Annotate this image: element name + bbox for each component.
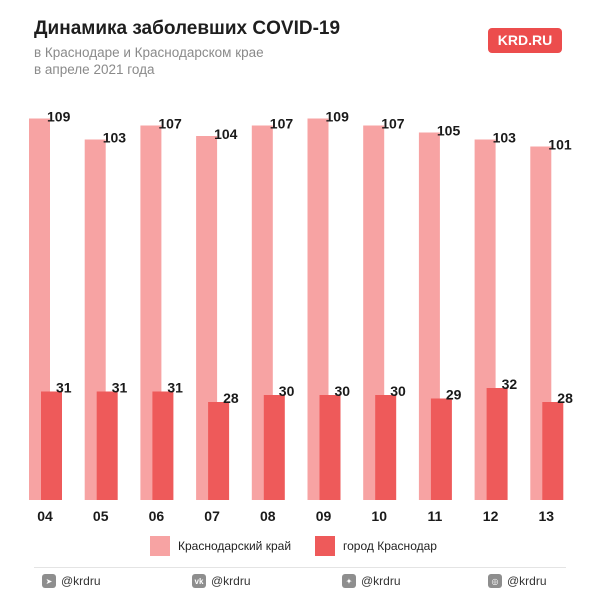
data-label-krai: 109 <box>47 109 71 125</box>
subtitle-line-2: в апреле 2021 года <box>34 62 155 77</box>
data-label-city: 30 <box>279 383 295 399</box>
bar-city <box>375 395 397 500</box>
data-label-city: 28 <box>557 390 573 406</box>
x-tick-label: 05 <box>93 508 109 524</box>
social-twitter[interactable]: ✦ @krdru <box>342 574 401 588</box>
x-tick-label: 12 <box>483 508 499 524</box>
x-tick-label: 13 <box>539 508 555 524</box>
legend-label-krai: Краснодарский край <box>178 539 292 553</box>
legend-item-krai: Краснодарский край <box>150 536 291 556</box>
x-tick-label: 11 <box>427 508 442 524</box>
social-handle: @krdru <box>211 574 251 588</box>
bar-city <box>263 395 285 500</box>
chart-title: Динамика заболевших COVID-19 <box>34 18 341 39</box>
data-label-city: 31 <box>112 380 128 396</box>
chart-subtitle: в Краснодаре и Краснодарском крае в апре… <box>34 44 340 78</box>
twitter-icon: ✦ <box>342 574 356 588</box>
data-label-krai: 109 <box>326 109 350 125</box>
krd-logo[interactable]: KRD.RU <box>488 28 562 53</box>
data-label-city: 29 <box>446 387 462 403</box>
data-label-krai: 107 <box>158 116 182 132</box>
data-label-krai: 103 <box>493 130 517 146</box>
data-label-city: 31 <box>167 380 183 396</box>
telegram-icon: ➤ <box>42 574 56 588</box>
x-tick-label: 07 <box>204 508 220 524</box>
vk-icon: vk <box>192 574 206 588</box>
social-vk[interactable]: vk @krdru <box>192 574 251 588</box>
bar-city <box>208 402 230 500</box>
data-label-city: 28 <box>223 390 239 406</box>
legend-swatch-city <box>315 536 336 556</box>
bar-city <box>486 388 508 500</box>
social-handle: @krdru <box>361 574 401 588</box>
social-telegram[interactable]: ➤ @krdru <box>42 574 101 588</box>
bar-city <box>542 402 564 500</box>
x-tick-label: 09 <box>316 508 332 524</box>
x-tick-label: 04 <box>37 508 53 524</box>
header: Динамика заболевших COVID-19 в Краснодар… <box>34 18 340 78</box>
legend-label-city: город Краснодар <box>343 539 437 553</box>
social-handle: @krdru <box>61 574 101 588</box>
bar-city <box>430 398 452 500</box>
data-label-city: 31 <box>56 380 72 396</box>
x-tick-label: 08 <box>260 508 276 524</box>
data-label-krai: 107 <box>270 116 294 132</box>
social-instagram[interactable]: ◎ @krdru <box>488 574 547 588</box>
data-label-krai: 104 <box>214 126 238 142</box>
data-label-city: 32 <box>502 376 518 392</box>
legend-item-city: город Краснодар <box>315 536 437 556</box>
social-links: ➤ @krdru vk @krdru ✦ @krdru ◎ @krdru <box>0 574 600 594</box>
data-label-krai: 105 <box>437 123 461 139</box>
x-tick-label: 10 <box>371 508 387 524</box>
subtitle-line-1: в Краснодаре и Краснодарском крае <box>34 45 264 60</box>
social-handle: @krdru <box>507 574 547 588</box>
data-label-krai: 101 <box>548 137 572 153</box>
bar-city <box>96 391 118 500</box>
instagram-icon: ◎ <box>488 574 502 588</box>
data-label-krai: 103 <box>103 130 127 146</box>
bar-city <box>41 391 62 500</box>
data-label-city: 30 <box>390 383 406 399</box>
legend-swatch-krai <box>150 536 170 556</box>
x-tick-label: 06 <box>149 508 165 524</box>
bar-city <box>152 391 174 500</box>
data-label-city: 30 <box>335 383 351 399</box>
footer-divider <box>34 567 566 568</box>
legend: Краснодарский край город Краснодар <box>150 536 461 556</box>
bar-city <box>319 395 341 500</box>
data-label-krai: 107 <box>381 116 405 132</box>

| WHAT IS NEEDED |
Identify every row above that contains the string "icon", and copy each of those rows in full.

| IN RESPONSE |
twitter-icon: ✦ <box>342 574 356 588</box>
telegram-icon: ➤ <box>42 574 56 588</box>
vk-icon: vk <box>192 574 206 588</box>
instagram-icon: ◎ <box>488 574 502 588</box>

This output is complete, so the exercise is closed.